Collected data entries
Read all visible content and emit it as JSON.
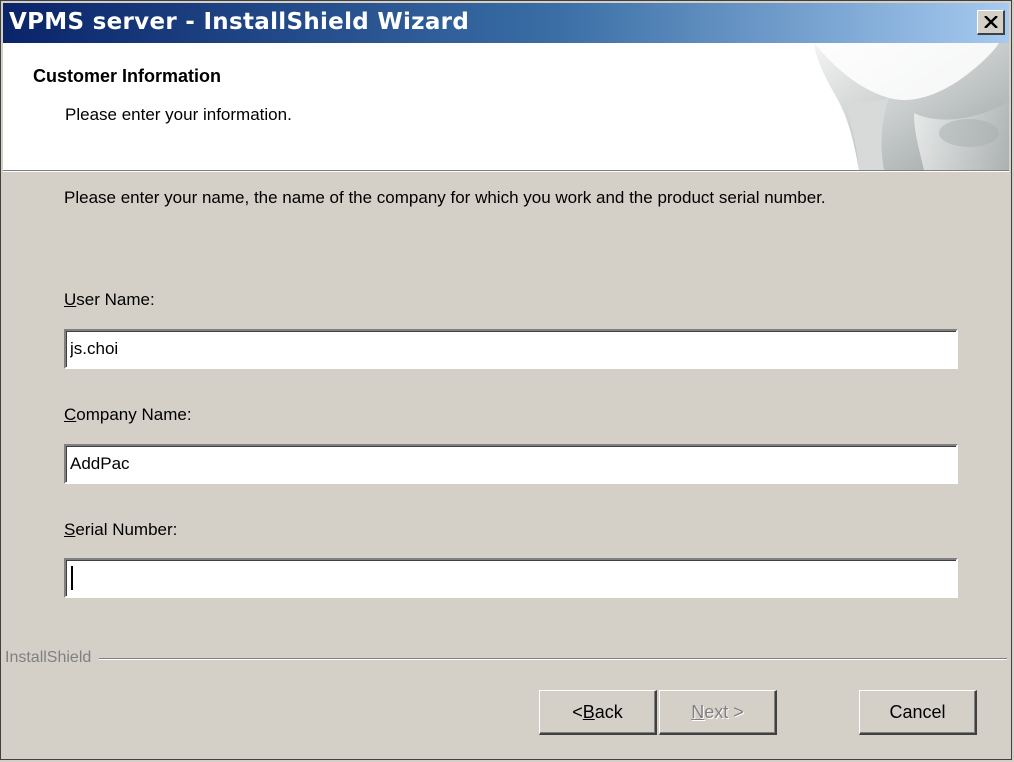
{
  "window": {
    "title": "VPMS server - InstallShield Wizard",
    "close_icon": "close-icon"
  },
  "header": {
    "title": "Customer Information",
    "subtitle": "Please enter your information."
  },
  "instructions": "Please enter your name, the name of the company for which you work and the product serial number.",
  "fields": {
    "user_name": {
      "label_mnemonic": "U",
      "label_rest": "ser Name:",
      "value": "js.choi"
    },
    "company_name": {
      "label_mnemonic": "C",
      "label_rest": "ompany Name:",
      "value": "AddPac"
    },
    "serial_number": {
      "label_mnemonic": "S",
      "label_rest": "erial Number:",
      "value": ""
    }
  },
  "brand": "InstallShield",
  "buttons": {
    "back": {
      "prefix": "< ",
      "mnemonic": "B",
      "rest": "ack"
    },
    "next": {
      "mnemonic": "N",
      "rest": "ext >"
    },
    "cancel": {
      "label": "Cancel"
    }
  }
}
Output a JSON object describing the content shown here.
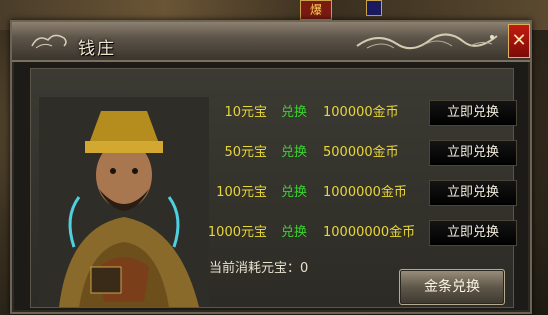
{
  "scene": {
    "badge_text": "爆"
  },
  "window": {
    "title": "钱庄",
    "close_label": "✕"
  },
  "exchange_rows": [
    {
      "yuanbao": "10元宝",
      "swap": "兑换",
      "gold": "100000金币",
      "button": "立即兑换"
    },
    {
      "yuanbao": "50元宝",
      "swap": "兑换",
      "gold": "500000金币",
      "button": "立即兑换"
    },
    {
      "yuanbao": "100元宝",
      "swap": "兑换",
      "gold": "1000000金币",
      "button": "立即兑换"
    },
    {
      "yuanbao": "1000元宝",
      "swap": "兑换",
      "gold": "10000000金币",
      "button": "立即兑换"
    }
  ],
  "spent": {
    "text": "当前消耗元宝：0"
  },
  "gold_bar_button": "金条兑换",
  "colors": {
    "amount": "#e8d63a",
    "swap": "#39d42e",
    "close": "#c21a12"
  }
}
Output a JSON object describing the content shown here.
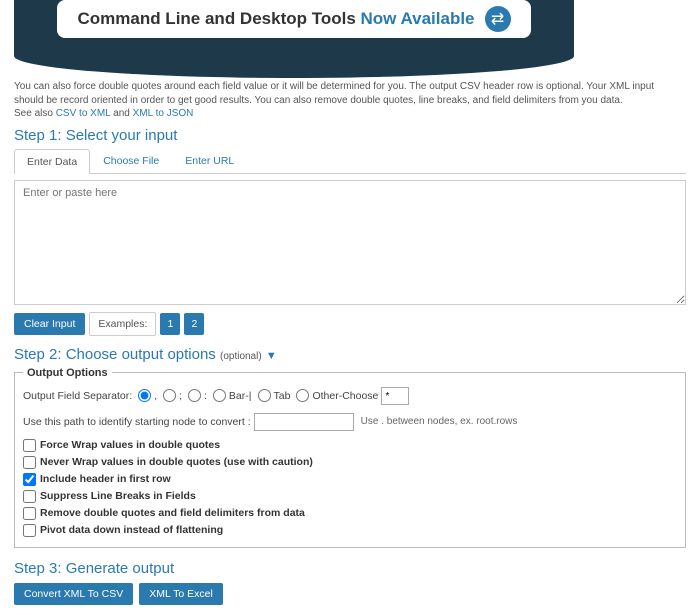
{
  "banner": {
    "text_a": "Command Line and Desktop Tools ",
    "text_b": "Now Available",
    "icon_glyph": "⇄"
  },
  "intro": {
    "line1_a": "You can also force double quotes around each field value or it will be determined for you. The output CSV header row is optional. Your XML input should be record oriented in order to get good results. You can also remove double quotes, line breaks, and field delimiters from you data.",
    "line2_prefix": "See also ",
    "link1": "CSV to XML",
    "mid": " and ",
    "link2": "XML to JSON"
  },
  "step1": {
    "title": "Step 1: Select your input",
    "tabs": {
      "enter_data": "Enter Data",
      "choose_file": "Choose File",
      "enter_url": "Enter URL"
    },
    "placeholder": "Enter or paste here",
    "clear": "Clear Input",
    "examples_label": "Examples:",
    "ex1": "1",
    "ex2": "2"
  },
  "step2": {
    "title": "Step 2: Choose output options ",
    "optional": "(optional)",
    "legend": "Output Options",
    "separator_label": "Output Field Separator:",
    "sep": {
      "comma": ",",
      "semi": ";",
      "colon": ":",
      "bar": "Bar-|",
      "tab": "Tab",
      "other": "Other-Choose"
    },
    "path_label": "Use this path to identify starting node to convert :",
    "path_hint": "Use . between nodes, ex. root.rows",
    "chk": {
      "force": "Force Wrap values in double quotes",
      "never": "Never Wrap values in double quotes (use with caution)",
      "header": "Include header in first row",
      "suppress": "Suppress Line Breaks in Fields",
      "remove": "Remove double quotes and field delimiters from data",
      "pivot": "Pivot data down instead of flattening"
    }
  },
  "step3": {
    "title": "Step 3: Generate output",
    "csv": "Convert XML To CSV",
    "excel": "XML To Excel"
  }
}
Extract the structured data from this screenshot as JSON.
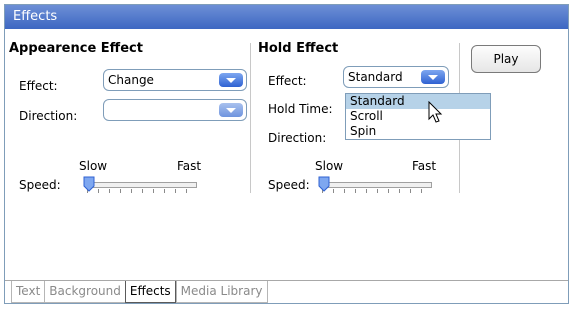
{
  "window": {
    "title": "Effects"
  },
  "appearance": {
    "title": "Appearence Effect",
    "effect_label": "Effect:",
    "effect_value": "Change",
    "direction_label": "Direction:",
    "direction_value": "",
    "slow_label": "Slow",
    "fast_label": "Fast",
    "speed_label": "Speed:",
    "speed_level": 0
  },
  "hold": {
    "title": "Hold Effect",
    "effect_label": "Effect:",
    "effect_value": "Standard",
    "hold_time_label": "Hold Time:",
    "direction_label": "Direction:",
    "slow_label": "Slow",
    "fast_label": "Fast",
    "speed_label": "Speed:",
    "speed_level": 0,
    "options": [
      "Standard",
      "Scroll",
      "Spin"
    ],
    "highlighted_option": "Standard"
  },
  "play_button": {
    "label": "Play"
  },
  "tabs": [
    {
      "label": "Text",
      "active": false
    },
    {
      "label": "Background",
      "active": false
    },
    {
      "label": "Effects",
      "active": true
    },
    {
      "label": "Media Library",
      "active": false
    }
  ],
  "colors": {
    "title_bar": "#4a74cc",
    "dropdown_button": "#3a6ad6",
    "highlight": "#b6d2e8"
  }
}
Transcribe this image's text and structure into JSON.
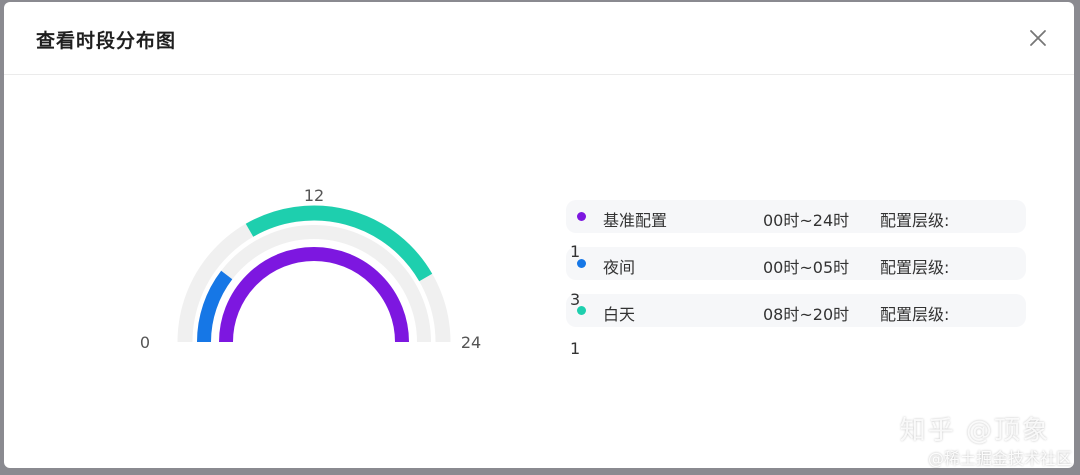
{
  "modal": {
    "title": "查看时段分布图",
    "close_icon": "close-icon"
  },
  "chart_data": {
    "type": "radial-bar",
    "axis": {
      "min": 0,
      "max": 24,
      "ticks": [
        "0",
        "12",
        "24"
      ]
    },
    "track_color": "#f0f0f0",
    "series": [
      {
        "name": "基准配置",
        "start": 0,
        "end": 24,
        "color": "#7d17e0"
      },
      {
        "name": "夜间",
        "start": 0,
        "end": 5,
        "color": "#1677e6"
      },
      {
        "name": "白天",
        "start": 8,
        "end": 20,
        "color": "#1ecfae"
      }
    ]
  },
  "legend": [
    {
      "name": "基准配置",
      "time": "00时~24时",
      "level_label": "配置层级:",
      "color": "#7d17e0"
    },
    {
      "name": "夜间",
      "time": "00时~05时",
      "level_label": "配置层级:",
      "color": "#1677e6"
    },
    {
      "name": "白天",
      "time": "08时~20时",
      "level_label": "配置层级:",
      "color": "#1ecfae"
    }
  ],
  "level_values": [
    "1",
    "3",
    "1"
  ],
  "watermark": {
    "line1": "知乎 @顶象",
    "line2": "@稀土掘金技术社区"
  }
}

**EXERCISE PROMPT:** Your task is to collect every line above that contains the word "also".

**CORRECT OUTPUT:**
    "line1_a": "You can also force double quotes around each field value or it will be determined for you. The output CSV header row is optional. Your XML input should be record oriented in order to get good results. You can also remove double quotes, line breaks, and field delimiters from you data.",
    "line2_prefix": "See also ",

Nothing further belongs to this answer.